─── Data for review ───

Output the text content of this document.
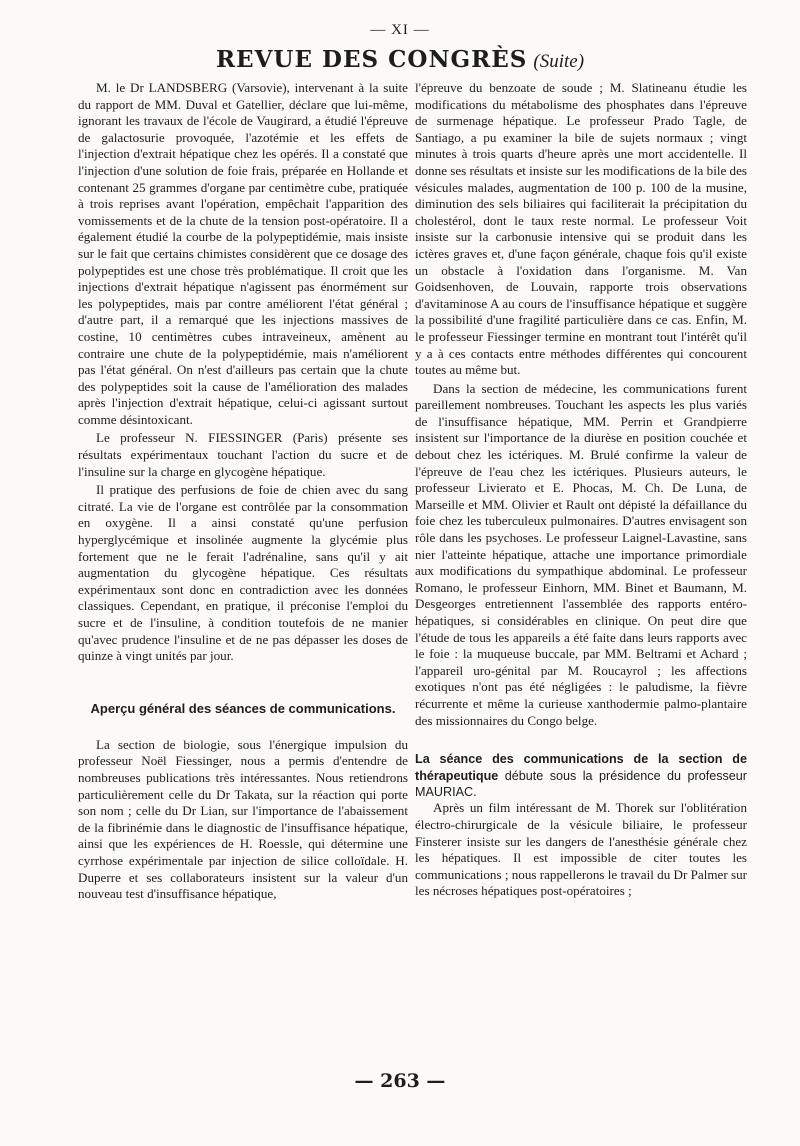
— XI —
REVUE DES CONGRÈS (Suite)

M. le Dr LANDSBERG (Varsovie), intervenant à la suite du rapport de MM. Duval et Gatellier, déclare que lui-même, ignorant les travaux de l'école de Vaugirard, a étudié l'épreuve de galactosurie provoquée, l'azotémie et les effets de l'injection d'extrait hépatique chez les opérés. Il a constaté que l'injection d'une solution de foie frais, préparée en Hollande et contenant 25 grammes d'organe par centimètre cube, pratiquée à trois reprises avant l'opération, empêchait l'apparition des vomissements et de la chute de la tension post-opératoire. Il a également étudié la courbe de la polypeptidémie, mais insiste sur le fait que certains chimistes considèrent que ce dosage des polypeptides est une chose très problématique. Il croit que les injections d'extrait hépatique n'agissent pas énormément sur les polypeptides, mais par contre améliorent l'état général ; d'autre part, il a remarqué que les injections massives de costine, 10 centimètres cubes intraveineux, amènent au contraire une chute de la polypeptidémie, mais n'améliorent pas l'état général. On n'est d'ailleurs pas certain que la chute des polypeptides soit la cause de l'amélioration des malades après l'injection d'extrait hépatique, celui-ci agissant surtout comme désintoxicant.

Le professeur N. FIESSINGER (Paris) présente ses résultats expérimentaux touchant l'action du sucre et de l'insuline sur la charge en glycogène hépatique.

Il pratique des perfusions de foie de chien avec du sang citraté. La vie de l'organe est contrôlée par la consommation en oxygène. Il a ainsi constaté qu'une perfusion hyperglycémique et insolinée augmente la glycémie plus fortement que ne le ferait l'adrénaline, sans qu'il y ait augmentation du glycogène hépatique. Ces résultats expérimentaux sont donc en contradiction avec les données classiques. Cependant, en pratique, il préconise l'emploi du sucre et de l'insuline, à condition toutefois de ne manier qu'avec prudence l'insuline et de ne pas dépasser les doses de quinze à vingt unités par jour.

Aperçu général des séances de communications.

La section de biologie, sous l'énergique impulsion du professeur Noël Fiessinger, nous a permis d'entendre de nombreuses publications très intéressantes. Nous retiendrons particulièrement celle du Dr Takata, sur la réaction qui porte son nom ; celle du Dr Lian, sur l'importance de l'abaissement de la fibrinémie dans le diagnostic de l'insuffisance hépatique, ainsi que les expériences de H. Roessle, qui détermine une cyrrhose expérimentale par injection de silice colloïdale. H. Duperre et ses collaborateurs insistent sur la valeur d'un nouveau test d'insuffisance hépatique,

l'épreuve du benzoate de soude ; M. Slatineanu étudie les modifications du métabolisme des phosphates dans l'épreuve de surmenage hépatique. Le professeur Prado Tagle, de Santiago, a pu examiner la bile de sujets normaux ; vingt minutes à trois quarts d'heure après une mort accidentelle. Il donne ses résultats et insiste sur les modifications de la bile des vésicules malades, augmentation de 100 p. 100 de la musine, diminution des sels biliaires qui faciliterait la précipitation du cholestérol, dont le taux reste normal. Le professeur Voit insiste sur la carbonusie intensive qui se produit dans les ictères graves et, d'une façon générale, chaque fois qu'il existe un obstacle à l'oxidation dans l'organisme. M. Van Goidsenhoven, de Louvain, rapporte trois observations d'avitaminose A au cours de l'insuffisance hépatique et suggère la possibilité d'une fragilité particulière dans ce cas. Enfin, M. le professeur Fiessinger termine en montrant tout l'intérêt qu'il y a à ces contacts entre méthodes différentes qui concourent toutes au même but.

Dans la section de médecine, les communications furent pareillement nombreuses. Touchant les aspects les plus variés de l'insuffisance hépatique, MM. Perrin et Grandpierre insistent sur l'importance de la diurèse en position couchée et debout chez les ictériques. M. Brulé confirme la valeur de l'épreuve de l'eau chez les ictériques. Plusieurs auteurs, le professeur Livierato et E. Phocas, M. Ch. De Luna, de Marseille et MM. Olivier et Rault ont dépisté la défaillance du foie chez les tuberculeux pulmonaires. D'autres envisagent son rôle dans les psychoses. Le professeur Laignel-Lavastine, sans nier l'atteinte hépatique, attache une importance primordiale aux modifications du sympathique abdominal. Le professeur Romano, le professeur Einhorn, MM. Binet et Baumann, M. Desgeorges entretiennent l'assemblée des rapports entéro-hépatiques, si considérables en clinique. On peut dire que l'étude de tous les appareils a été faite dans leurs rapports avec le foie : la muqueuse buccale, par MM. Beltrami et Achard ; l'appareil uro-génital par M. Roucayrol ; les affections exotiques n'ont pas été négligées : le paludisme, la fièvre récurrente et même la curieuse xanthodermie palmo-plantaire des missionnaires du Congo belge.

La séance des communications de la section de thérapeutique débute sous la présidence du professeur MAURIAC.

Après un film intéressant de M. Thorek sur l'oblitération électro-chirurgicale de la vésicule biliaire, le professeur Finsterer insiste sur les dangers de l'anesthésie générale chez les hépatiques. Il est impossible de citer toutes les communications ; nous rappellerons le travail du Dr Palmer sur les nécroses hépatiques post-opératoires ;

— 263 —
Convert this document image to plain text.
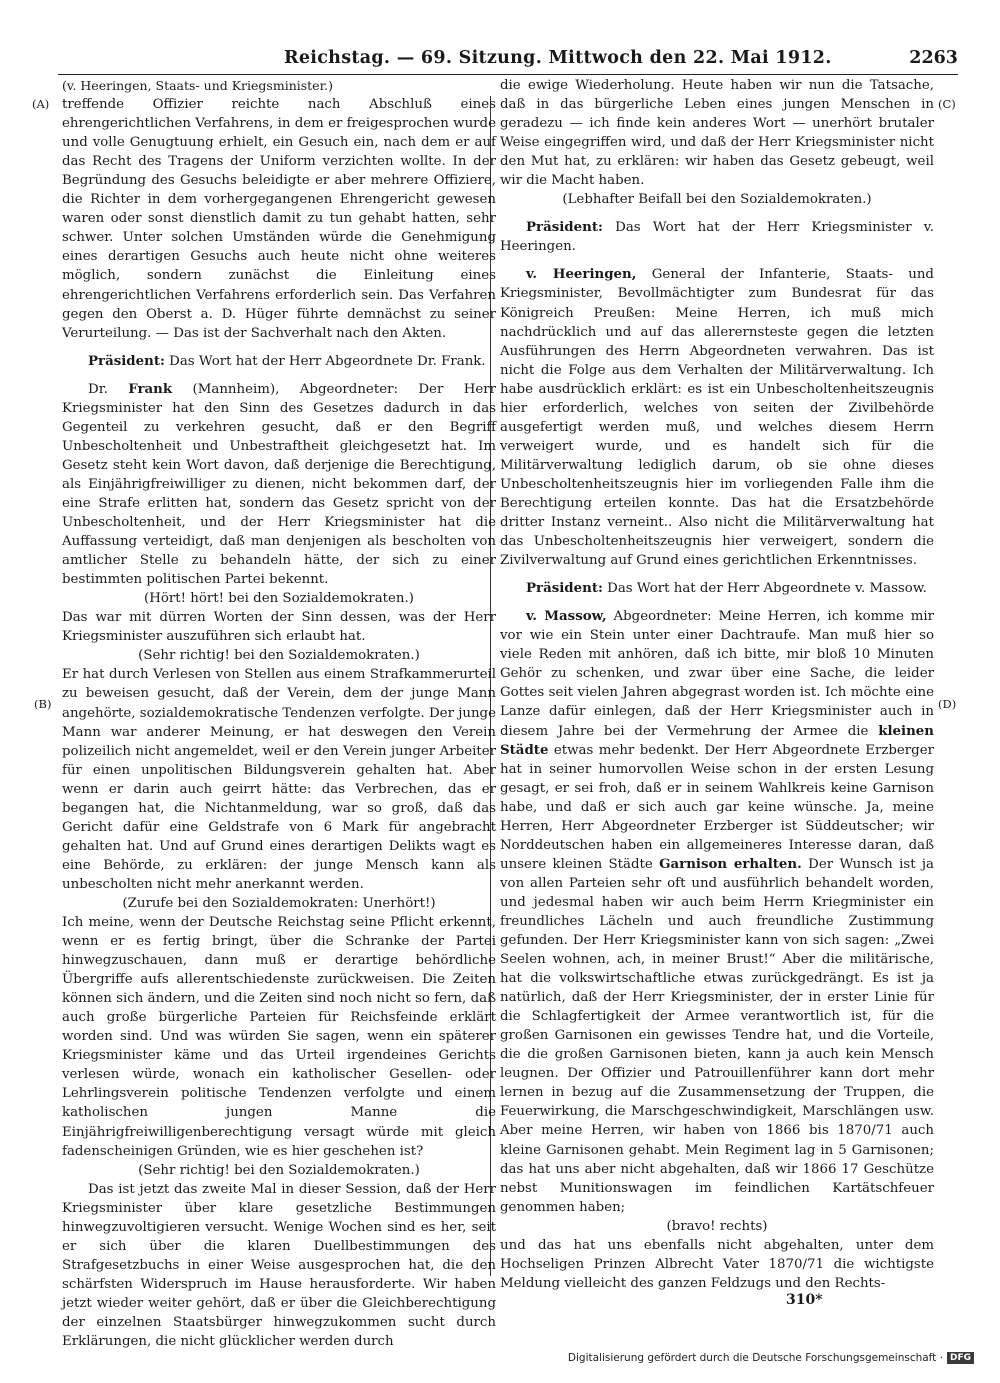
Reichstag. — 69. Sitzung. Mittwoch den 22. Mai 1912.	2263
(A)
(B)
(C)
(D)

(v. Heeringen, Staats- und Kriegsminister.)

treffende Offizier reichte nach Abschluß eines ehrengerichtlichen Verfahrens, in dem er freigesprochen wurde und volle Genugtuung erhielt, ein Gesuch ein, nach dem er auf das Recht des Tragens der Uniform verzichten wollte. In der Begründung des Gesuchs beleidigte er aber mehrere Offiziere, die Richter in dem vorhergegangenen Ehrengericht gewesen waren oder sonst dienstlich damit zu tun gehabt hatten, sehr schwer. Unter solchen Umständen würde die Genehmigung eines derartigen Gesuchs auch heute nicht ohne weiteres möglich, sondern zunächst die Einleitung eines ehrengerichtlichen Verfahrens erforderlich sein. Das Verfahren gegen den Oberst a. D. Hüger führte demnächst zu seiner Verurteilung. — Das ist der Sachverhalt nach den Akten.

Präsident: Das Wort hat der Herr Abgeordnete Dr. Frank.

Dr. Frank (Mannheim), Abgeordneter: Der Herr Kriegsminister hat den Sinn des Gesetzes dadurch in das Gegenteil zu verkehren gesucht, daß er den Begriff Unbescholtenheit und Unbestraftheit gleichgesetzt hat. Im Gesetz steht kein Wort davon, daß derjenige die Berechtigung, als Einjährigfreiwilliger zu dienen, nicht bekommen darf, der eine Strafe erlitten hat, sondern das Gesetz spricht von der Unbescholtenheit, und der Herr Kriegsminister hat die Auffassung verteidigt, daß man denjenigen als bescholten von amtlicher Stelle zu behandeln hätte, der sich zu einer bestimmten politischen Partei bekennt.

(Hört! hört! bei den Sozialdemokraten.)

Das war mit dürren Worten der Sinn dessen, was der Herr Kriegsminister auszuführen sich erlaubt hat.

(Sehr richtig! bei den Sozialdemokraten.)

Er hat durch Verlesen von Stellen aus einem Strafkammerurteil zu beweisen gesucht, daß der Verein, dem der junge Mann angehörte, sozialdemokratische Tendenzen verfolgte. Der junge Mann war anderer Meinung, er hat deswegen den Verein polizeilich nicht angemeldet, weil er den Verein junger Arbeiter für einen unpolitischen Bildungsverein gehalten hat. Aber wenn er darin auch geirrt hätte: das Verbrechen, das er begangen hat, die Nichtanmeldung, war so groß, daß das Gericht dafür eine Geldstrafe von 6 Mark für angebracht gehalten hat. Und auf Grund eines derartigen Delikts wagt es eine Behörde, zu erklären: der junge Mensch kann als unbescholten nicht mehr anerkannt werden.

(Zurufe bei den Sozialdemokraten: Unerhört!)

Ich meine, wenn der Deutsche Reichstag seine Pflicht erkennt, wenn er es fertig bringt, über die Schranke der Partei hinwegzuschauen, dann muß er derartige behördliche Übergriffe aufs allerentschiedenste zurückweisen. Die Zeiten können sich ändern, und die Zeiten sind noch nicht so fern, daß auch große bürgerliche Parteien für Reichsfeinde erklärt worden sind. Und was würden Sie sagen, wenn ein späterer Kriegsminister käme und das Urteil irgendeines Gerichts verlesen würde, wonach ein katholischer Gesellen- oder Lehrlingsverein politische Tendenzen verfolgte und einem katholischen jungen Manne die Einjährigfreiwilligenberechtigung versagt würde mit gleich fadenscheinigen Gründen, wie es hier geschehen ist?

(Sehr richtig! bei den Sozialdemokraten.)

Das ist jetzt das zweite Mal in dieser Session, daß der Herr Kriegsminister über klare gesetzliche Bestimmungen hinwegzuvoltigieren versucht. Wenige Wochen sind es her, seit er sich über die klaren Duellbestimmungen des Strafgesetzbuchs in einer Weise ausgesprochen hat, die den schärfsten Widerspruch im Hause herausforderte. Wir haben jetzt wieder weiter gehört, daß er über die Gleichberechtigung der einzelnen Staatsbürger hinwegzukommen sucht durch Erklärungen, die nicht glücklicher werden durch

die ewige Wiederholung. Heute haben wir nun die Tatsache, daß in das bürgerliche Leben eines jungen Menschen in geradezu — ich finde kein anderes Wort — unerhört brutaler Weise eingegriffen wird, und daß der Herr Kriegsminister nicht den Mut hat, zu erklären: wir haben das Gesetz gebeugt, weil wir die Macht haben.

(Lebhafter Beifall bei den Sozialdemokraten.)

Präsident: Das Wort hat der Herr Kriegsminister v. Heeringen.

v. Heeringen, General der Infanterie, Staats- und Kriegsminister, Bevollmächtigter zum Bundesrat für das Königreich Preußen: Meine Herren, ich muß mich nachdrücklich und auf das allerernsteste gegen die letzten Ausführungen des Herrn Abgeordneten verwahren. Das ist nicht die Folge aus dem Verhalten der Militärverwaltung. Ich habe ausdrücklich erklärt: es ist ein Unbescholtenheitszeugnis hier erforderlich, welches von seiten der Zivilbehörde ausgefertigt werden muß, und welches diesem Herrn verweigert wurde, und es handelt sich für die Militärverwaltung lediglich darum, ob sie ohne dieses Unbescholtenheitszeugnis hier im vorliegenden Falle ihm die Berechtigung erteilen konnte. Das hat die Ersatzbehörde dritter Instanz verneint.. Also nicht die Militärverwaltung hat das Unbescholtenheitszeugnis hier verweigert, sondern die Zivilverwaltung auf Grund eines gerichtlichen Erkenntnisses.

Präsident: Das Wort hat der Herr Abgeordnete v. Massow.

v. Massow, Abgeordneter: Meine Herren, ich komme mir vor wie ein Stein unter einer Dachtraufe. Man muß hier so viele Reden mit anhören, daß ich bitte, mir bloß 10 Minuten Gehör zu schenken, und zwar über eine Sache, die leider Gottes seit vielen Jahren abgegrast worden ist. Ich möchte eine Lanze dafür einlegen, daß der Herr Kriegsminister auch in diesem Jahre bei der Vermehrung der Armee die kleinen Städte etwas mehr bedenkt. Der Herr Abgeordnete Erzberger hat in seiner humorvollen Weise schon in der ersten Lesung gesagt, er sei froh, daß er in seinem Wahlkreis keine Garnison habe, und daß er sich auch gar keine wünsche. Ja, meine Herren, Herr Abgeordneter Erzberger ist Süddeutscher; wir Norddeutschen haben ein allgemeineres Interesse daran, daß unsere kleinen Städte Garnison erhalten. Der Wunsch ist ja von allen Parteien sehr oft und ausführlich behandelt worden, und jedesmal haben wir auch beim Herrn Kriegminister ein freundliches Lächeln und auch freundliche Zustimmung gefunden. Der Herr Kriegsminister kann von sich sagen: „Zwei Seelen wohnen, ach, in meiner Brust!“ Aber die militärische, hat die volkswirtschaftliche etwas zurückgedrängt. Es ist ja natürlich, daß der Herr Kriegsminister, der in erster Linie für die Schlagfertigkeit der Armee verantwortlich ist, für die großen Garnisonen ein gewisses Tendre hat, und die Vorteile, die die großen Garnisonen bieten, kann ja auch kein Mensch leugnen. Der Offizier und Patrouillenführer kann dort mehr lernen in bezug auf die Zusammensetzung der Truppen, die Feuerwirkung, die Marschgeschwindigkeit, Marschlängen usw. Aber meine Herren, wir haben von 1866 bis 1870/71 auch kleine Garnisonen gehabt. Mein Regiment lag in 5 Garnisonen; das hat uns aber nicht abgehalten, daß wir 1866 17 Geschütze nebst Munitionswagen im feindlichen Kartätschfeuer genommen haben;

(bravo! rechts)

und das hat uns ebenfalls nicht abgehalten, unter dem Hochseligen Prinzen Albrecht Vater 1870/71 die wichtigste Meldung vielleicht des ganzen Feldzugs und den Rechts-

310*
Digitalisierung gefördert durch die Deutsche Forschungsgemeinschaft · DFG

───

Work to complete:
Copy every line from the entries that contains the word "insuline".

Solved problem:
Le professeur N. FIESSINGER (Paris) présente ses résultats expérimentaux touchant l'action du sucre et de l'insuline sur la charge en glycogène hépatique.
Il pratique des perfusions de foie de chien avec du sang citraté. La vie de l'organe est contrôlée par la consommation en oxygène. Il a ainsi constaté qu'une perfusion hyperglycémique et insolinée augmente la glycémie plus fortement que ne le ferait l'adrénaline, sans qu'il y ait augmentation du glycogène hépatique. Ces résultats expérimentaux sont donc en contradiction avec les données classiques. Cependant, en pratique, il préconise l'emploi du sucre et de l'insuline, à condition toutefois de ne manier qu'avec prudence l'insuline et de ne pas dépasser les doses de quinze à vingt unités par jour.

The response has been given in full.